**Entries provided**

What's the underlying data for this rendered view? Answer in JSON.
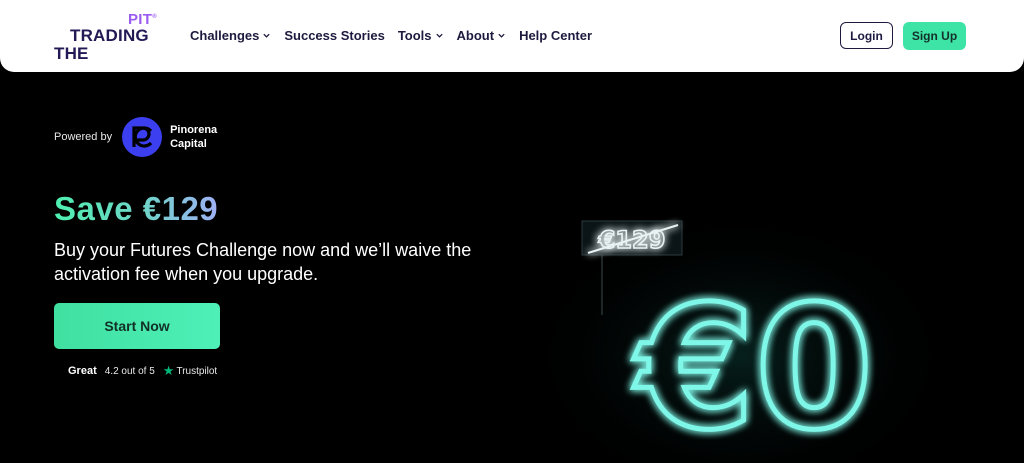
{
  "header": {
    "logo": {
      "top": "PIT",
      "mark": "®",
      "middle": "TRADING",
      "bottom": "THE"
    },
    "nav": [
      {
        "label": "Challenges",
        "dropdown": true
      },
      {
        "label": "Success Stories",
        "dropdown": false
      },
      {
        "label": "Tools",
        "dropdown": true
      },
      {
        "label": "About",
        "dropdown": true
      },
      {
        "label": "Help Center",
        "dropdown": false
      }
    ],
    "login_label": "Login",
    "signup_label": "Sign Up"
  },
  "hero": {
    "powered_by": "Powered by",
    "partner_line1": "Pinorena",
    "partner_line2": "Capital",
    "headline": "Save €129",
    "subtext": "Buy your Futures Challenge now and we’ll waive the activation fee when you upgrade.",
    "cta_label": "Start Now",
    "rating": {
      "label": "Great",
      "score_text": "4.2 out of 5",
      "provider": "Trustpilot"
    },
    "neon": {
      "old_price": "€129",
      "new_price": "€0"
    }
  },
  "colors": {
    "accent_green": "#3ee3a6",
    "brand_purple": "#9b5cf0",
    "navy": "#231a55",
    "partner_blue": "#3b3ff0",
    "neon_cyan": "#7ff7e8"
  }
}
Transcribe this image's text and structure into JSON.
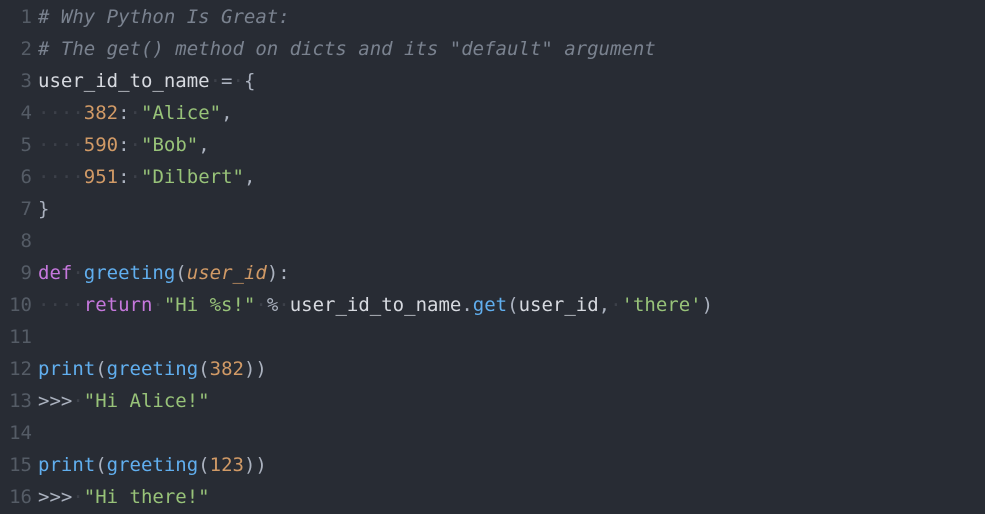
{
  "editor": {
    "language": "python",
    "theme": "one-dark",
    "line_count": 16,
    "lines": [
      {
        "n": 1,
        "tokens": [
          {
            "t": "# Why Python Is Great:",
            "c": "comment"
          }
        ]
      },
      {
        "n": 2,
        "tokens": [
          {
            "t": "# The get() method on dicts and its \"default\" argument",
            "c": "comment"
          }
        ]
      },
      {
        "n": 3,
        "tokens": [
          {
            "t": "user_id_to_name",
            "c": "ident"
          },
          {
            "t": "·",
            "c": "ws"
          },
          {
            "t": "=",
            "c": "op"
          },
          {
            "t": "·",
            "c": "ws"
          },
          {
            "t": "{",
            "c": "brace"
          }
        ]
      },
      {
        "n": 4,
        "tokens": [
          {
            "t": "····",
            "c": "ws"
          },
          {
            "t": "382",
            "c": "num"
          },
          {
            "t": ":",
            "c": "punct"
          },
          {
            "t": "·",
            "c": "ws"
          },
          {
            "t": "\"Alice\"",
            "c": "str"
          },
          {
            "t": ",",
            "c": "punct"
          }
        ]
      },
      {
        "n": 5,
        "tokens": [
          {
            "t": "····",
            "c": "ws"
          },
          {
            "t": "590",
            "c": "num"
          },
          {
            "t": ":",
            "c": "punct"
          },
          {
            "t": "·",
            "c": "ws"
          },
          {
            "t": "\"Bob\"",
            "c": "str"
          },
          {
            "t": ",",
            "c": "punct"
          }
        ]
      },
      {
        "n": 6,
        "tokens": [
          {
            "t": "····",
            "c": "ws"
          },
          {
            "t": "951",
            "c": "num"
          },
          {
            "t": ":",
            "c": "punct"
          },
          {
            "t": "·",
            "c": "ws"
          },
          {
            "t": "\"Dilbert\"",
            "c": "str"
          },
          {
            "t": ",",
            "c": "punct"
          }
        ]
      },
      {
        "n": 7,
        "tokens": [
          {
            "t": "}",
            "c": "brace"
          }
        ]
      },
      {
        "n": 8,
        "tokens": []
      },
      {
        "n": 9,
        "tokens": [
          {
            "t": "def",
            "c": "kw"
          },
          {
            "t": "·",
            "c": "ws"
          },
          {
            "t": "greeting",
            "c": "func"
          },
          {
            "t": "(",
            "c": "punct"
          },
          {
            "t": "user_id",
            "c": "param"
          },
          {
            "t": "):",
            "c": "punct"
          }
        ]
      },
      {
        "n": 10,
        "tokens": [
          {
            "t": "····",
            "c": "ws"
          },
          {
            "t": "return",
            "c": "kw"
          },
          {
            "t": "·",
            "c": "ws"
          },
          {
            "t": "\"Hi %s!\"",
            "c": "str"
          },
          {
            "t": "·",
            "c": "ws"
          },
          {
            "t": "%",
            "c": "op"
          },
          {
            "t": "·",
            "c": "ws"
          },
          {
            "t": "user_id_to_name",
            "c": "ident"
          },
          {
            "t": ".",
            "c": "punct"
          },
          {
            "t": "get",
            "c": "func"
          },
          {
            "t": "(",
            "c": "punct"
          },
          {
            "t": "user_id",
            "c": "ident"
          },
          {
            "t": ",",
            "c": "punct"
          },
          {
            "t": "·",
            "c": "ws"
          },
          {
            "t": "'there'",
            "c": "str"
          },
          {
            "t": ")",
            "c": "punct"
          }
        ]
      },
      {
        "n": 11,
        "tokens": []
      },
      {
        "n": 12,
        "tokens": [
          {
            "t": "print",
            "c": "func"
          },
          {
            "t": "(",
            "c": "punct"
          },
          {
            "t": "greeting",
            "c": "func"
          },
          {
            "t": "(",
            "c": "punct"
          },
          {
            "t": "382",
            "c": "num"
          },
          {
            "t": "))",
            "c": "punct"
          }
        ]
      },
      {
        "n": 13,
        "tokens": [
          {
            "t": ">>>",
            "c": "op"
          },
          {
            "t": "·",
            "c": "ws"
          },
          {
            "t": "\"Hi Alice!\"",
            "c": "str"
          }
        ]
      },
      {
        "n": 14,
        "tokens": []
      },
      {
        "n": 15,
        "tokens": [
          {
            "t": "print",
            "c": "func"
          },
          {
            "t": "(",
            "c": "punct"
          },
          {
            "t": "greeting",
            "c": "func"
          },
          {
            "t": "(",
            "c": "punct"
          },
          {
            "t": "123",
            "c": "num"
          },
          {
            "t": "))",
            "c": "punct"
          }
        ]
      },
      {
        "n": 16,
        "tokens": [
          {
            "t": ">>>",
            "c": "op"
          },
          {
            "t": "·",
            "c": "ws"
          },
          {
            "t": "\"Hi there!\"",
            "c": "str"
          }
        ]
      }
    ]
  }
}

**Exercise prompt**
Take the records above and transcribe them exactly, dropping every picture.

**Written solution**
What's the underlying data for this rendered view? Answer in JSON.
{
  "header": {
    "logo": {
      "top": "PIT",
      "mark": "®",
      "middle": "TRADING",
      "bottom": "THE"
    },
    "nav": [
      {
        "label": "Challenges",
        "dropdown": true
      },
      {
        "label": "Success Stories",
        "dropdown": false
      },
      {
        "label": "Tools",
        "dropdown": true
      },
      {
        "label": "About",
        "dropdown": true
      },
      {
        "label": "Help Center",
        "dropdown": false
      }
    ],
    "login_label": "Login",
    "signup_label": "Sign Up"
  },
  "hero": {
    "powered_by": "Powered by",
    "partner_line1": "Pinorena",
    "partner_line2": "Capital",
    "headline": "Save €129",
    "subtext": "Buy your Futures Challenge now and we’ll waive the activation fee when you upgrade.",
    "cta_label": "Start Now",
    "rating": {
      "label": "Great",
      "score_text": "4.2 out of 5",
      "provider": "Trustpilot"
    },
    "neon": {
      "old_price": "€129",
      "new_price": "€0"
    }
  },
  "colors": {
    "accent_green": "#3ee3a6",
    "brand_purple": "#9b5cf0",
    "navy": "#231a55",
    "partner_blue": "#3b3ff0",
    "neon_cyan": "#7ff7e8"
  }
}
Transcribe this image's text and structure into JSON.
{
  "editor": {
    "language": "python",
    "theme": "one-dark",
    "line_count": 16,
    "lines": [
      {
        "n": 1,
        "tokens": [
          {
            "t": "# Why Python Is Great:",
            "c": "comment"
          }
        ]
      },
      {
        "n": 2,
        "tokens": [
          {
            "t": "# The get() method on dicts and its \"default\" argument",
            "c": "comment"
          }
        ]
      },
      {
        "n": 3,
        "tokens": [
          {
            "t": "user_id_to_name",
            "c": "ident"
          },
          {
            "t": "·",
            "c": "ws"
          },
          {
            "t": "=",
            "c": "op"
          },
          {
            "t": "·",
            "c": "ws"
          },
          {
            "t": "{",
            "c": "brace"
          }
        ]
      },
      {
        "n": 4,
        "tokens": [
          {
            "t": "····",
            "c": "ws"
          },
          {
            "t": "382",
            "c": "num"
          },
          {
            "t": ":",
            "c": "punct"
          },
          {
            "t": "·",
            "c": "ws"
          },
          {
            "t": "\"Alice\"",
            "c": "str"
          },
          {
            "t": ",",
            "c": "punct"
          }
        ]
      },
      {
        "n": 5,
        "tokens": [
          {
            "t": "····",
            "c": "ws"
          },
          {
            "t": "590",
            "c": "num"
          },
          {
            "t": ":",
            "c": "punct"
          },
          {
            "t": "·",
            "c": "ws"
          },
          {
            "t": "\"Bob\"",
            "c": "str"
          },
          {
            "t": ",",
            "c": "punct"
          }
        ]
      },
      {
        "n": 6,
        "tokens": [
          {
            "t": "····",
            "c": "ws"
          },
          {
            "t": "951",
            "c": "num"
          },
          {
            "t": ":",
            "c": "punct"
          },
          {
            "t": "·",
            "c": "ws"
          },
          {
            "t": "\"Dilbert\"",
            "c": "str"
          },
          {
            "t": ",",
            "c": "punct"
          }
        ]
      },
      {
        "n": 7,
        "tokens": [
          {
            "t": "}",
            "c": "brace"
          }
        ]
      },
      {
        "n": 8,
        "tokens": []
      },
      {
        "n": 9,
        "tokens": [
          {
            "t": "def",
            "c": "kw"
          },
          {
            "t": "·",
            "c": "ws"
          },
          {
            "t": "greeting",
            "c": "func"
          },
          {
            "t": "(",
            "c": "punct"
          },
          {
            "t": "user_id",
            "c": "param"
          },
          {
            "t": "):",
            "c": "punct"
          }
        ]
      },
      {
        "n": 10,
        "tokens": [
          {
            "t": "····",
            "c": "ws"
          },
          {
            "t": "return",
            "c": "kw"
          },
          {
            "t": "·",
            "c": "ws"
          },
          {
            "t": "\"Hi %s!\"",
            "c": "str"
          },
          {
            "t": "·",
            "c": "ws"
          },
          {
            "t": "%",
            "c": "op"
          },
          {
            "t": "·",
            "c": "ws"
          },
          {
            "t": "user_id_to_name",
            "c": "ident"
          },
          {
            "t": ".",
            "c": "punct"
          },
          {
            "t": "get",
            "c": "func"
          },
          {
            "t": "(",
            "c": "punct"
          },
          {
            "t": "user_id",
            "c": "ident"
          },
          {
            "t": ",",
            "c": "punct"
          },
          {
            "t": "·",
            "c": "ws"
          },
          {
            "t": "'there'",
            "c": "str"
          },
          {
            "t": ")",
            "c": "punct"
          }
        ]
      },
      {
        "n": 11,
        "tokens": []
      },
      {
        "n": 12,
        "tokens": [
          {
            "t": "print",
            "c": "func"
          },
          {
            "t": "(",
            "c": "punct"
          },
          {
            "t": "greeting",
            "c": "func"
          },
          {
            "t": "(",
            "c": "punct"
          },
          {
            "t": "382",
            "c": "num"
          },
          {
            "t": "))",
            "c": "punct"
          }
        ]
      },
      {
        "n": 13,
        "tokens": [
          {
            "t": ">>>",
            "c": "op"
          },
          {
            "t": "·",
            "c": "ws"
          },
          {
            "t": "\"Hi Alice!\"",
            "c": "str"
          }
        ]
      },
      {
        "n": 14,
        "tokens": []
      },
      {
        "n": 15,
        "tokens": [
          {
            "t": "print",
            "c": "func"
          },
          {
            "t": "(",
            "c": "punct"
          },
          {
            "t": "greeting",
            "c": "func"
          },
          {
            "t": "(",
            "c": "punct"
          },
          {
            "t": "123",
            "c": "num"
          },
          {
            "t": "))",
            "c": "punct"
          }
        ]
      },
      {
        "n": 16,
        "tokens": [
          {
            "t": ">>>",
            "c": "op"
          },
          {
            "t": "·",
            "c": "ws"
          },
          {
            "t": "\"Hi there!\"",
            "c": "str"
          }
        ]
      }
    ]
  }
}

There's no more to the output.